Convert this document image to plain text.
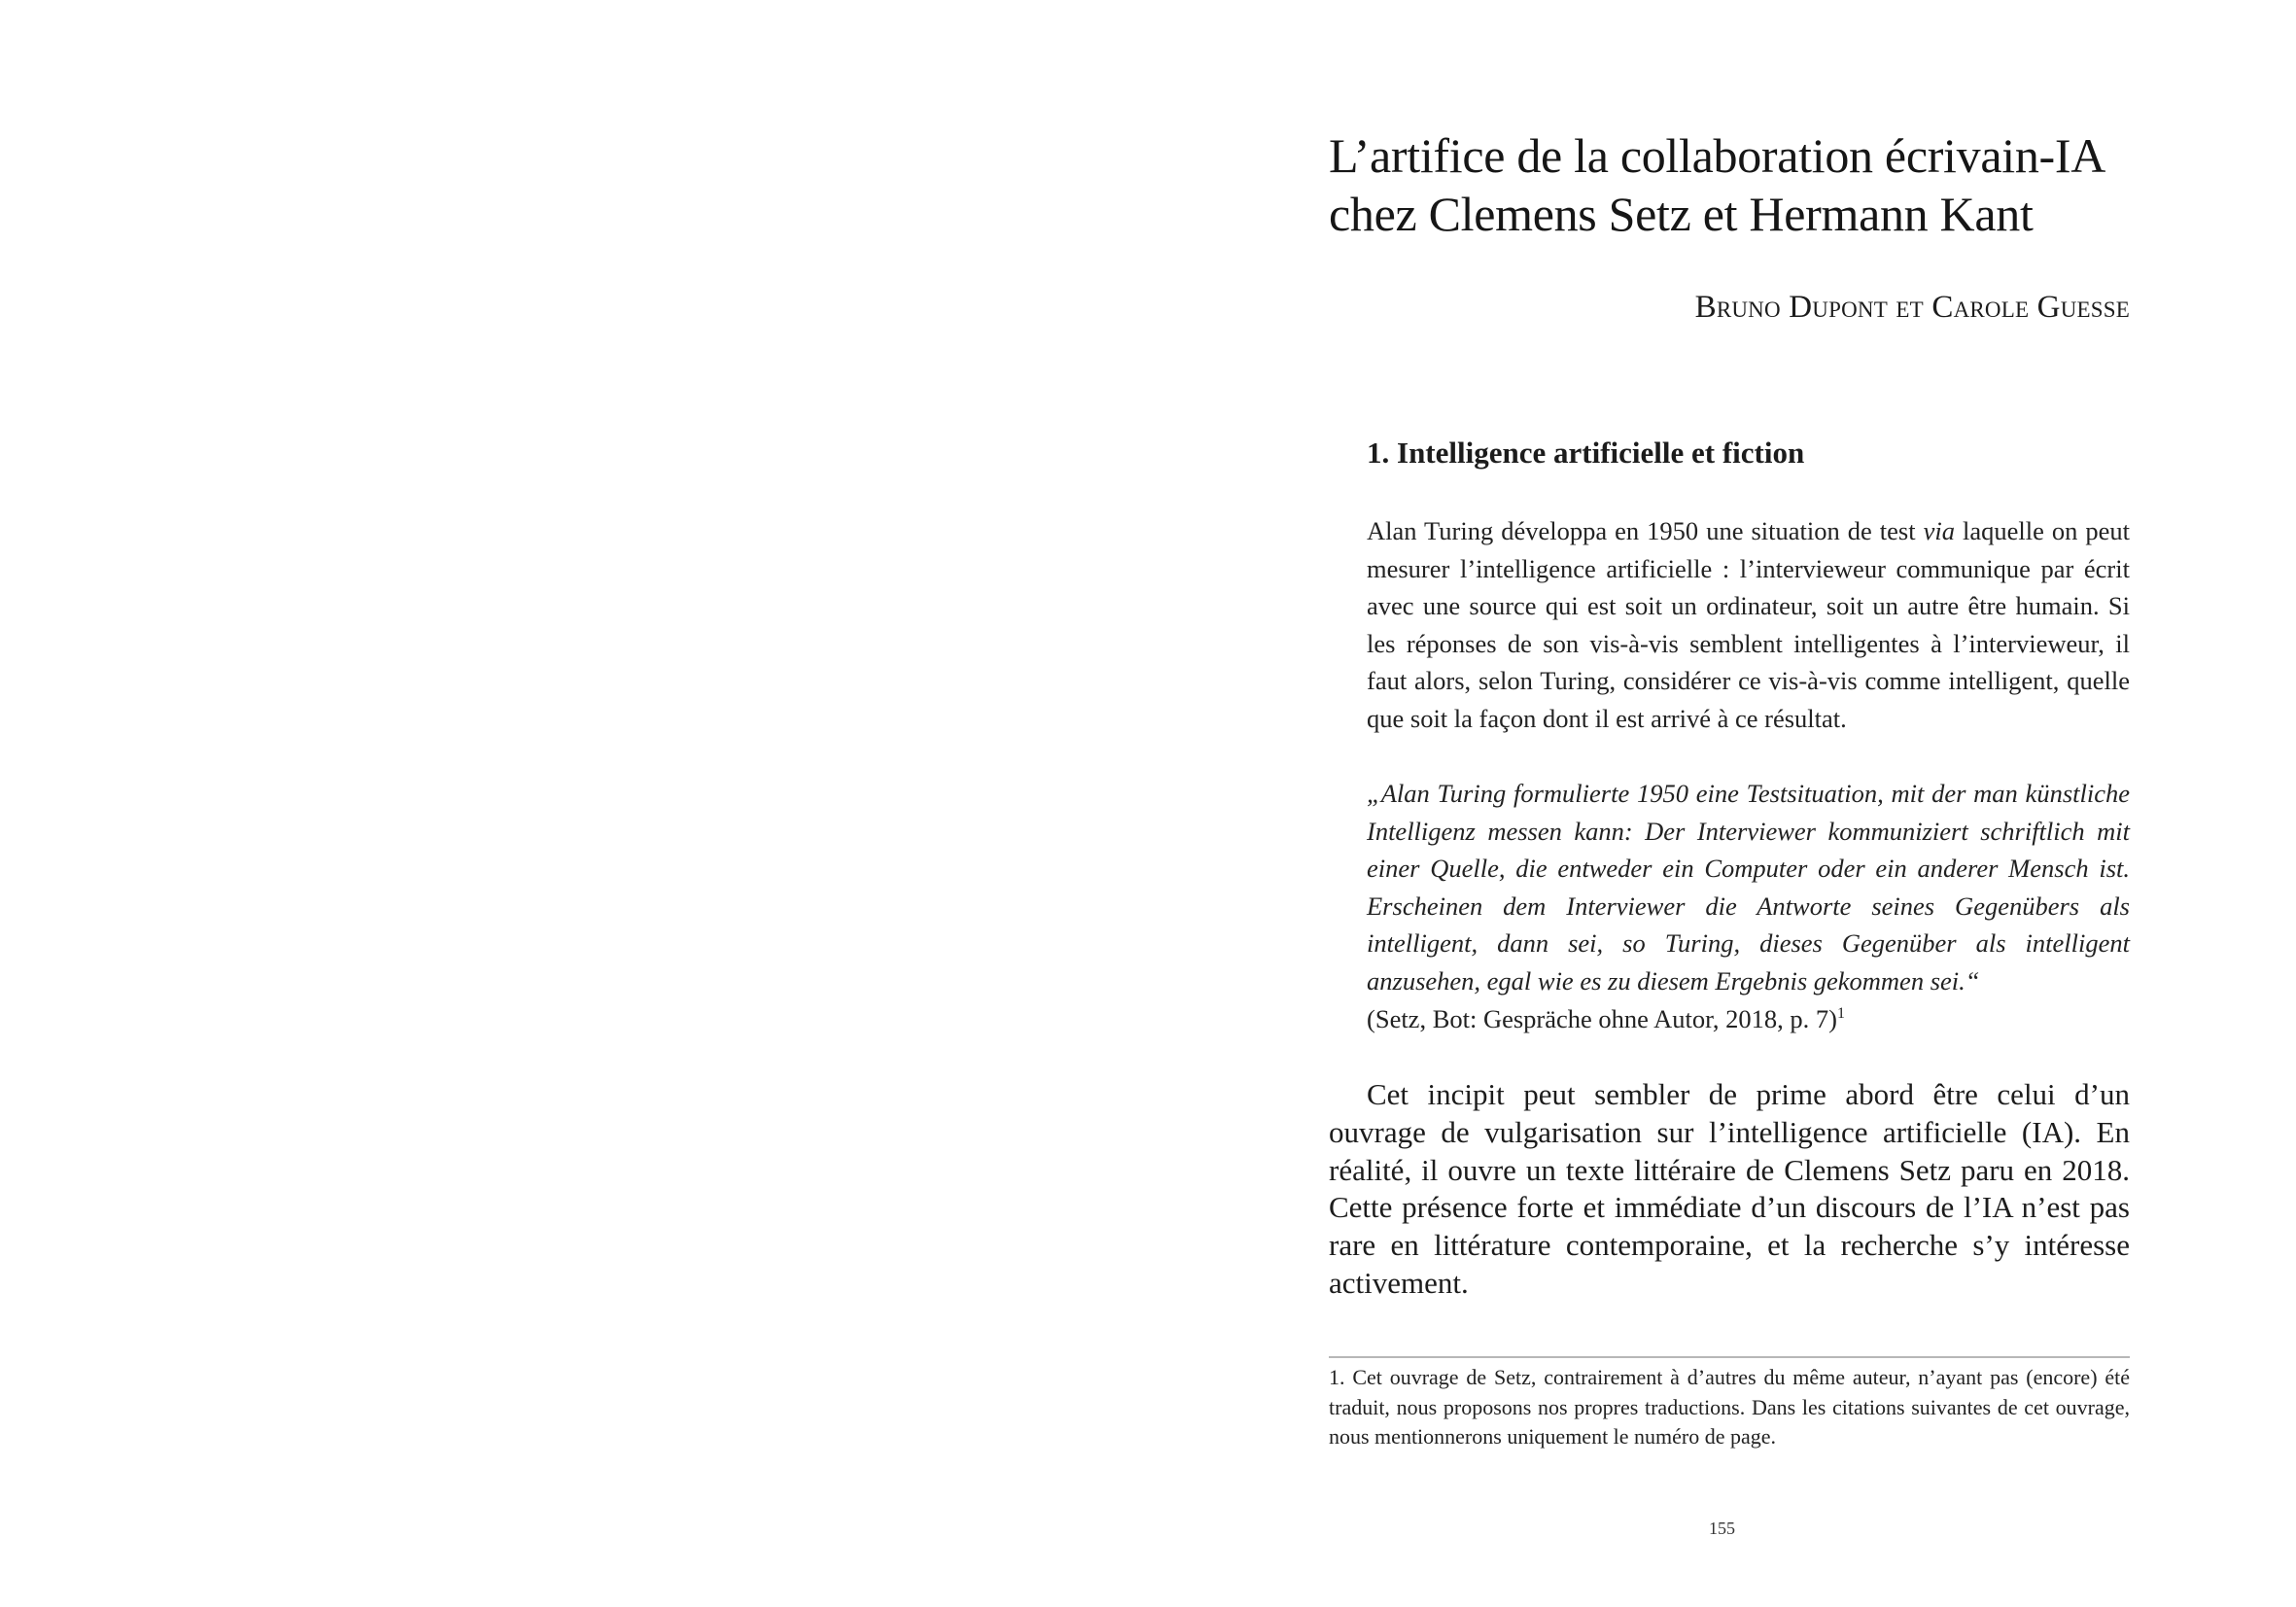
L’artifice de la collaboration écrivain-IA
chez Clemens Setz et Hermann Kant
Bruno Dupont et Carole Guesse
1. Intelligence artificielle et fiction

Alan Turing développa en 1950 une situation de test via laquelle on peut mesurer l’intelligence artificielle : l’intervieweur communique par écrit avec une source qui est soit un ordinateur, soit un autre être humain. Si les réponses de son vis-à-vis semblent intelligentes à l’intervieweur, il faut alors, selon Turing, considérer ce vis-à-vis comme intelligent, quelle que soit la façon dont il est arrivé à ce résultat.

„Alan Turing formulierte 1950 eine Testsituation, mit der man künstliche Intelligenz messen kann: Der Interviewer kommuniziert schriftlich mit einer Quelle, die entweder ein Computer oder ein anderer Mensch ist. Erscheinen dem Interviewer die Antworte seines Gegenübers als intelligent, dann sei, so Turing, dieses Gegenüber als intelligent anzusehen, egal wie es zu diesem Ergebnis gekommen sei.“

(Setz, Bot: Gespräche ohne Autor, 2018, p. 7)$^1$

Cet incipit peut sembler de prime abord être celui d’un ouvrage de vulgarisation sur l’intelligence artificielle (IA). En réalité, il ouvre un texte littéraire de Clemens Setz paru en 2018. Cette présence forte et immédiate d’un discours de l’IA n’est pas rare en littérature contemporaine, et la recherche s’y intéresse activement.

1. Cet ouvrage de Setz, contrairement à d’autres du même auteur, n’ayant pas (encore) été traduit, nous proposons nos propres traductions. Dans les citations suivantes de cet ouvrage, nous mentionnerons uniquement le numéro de page.

155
====
• [Goal]: Gather every line containing the word "intelligent" and copy it.

• [Task result]:
Alan Turing développa en 1950 une situation de test via laquelle on peut mesurer l’intelligence artificielle : l’intervieweur communique par écrit avec une source qui est soit un ordinateur, soit un autre être humain. Si les réponses de son vis-à-vis semblent intelligentes à l’intervieweur, il faut alors, selon Turing, considérer ce vis-à-vis comme intelligent, quelle que soit la façon dont il est arrivé à ce résultat.
„Alan Turing formulierte 1950 eine Testsituation, mit der man künstliche Intelligenz messen kann: Der Interviewer kommuniziert schriftlich mit einer Quelle, die entweder ein Computer oder ein anderer Mensch ist. Erscheinen dem Interviewer die Antworte seines Gegenübers als intelligent, dann sei, so Turing, dieses Gegenüber als intelligent anzusehen, egal wie es zu diesem Ergebnis gekommen sei.“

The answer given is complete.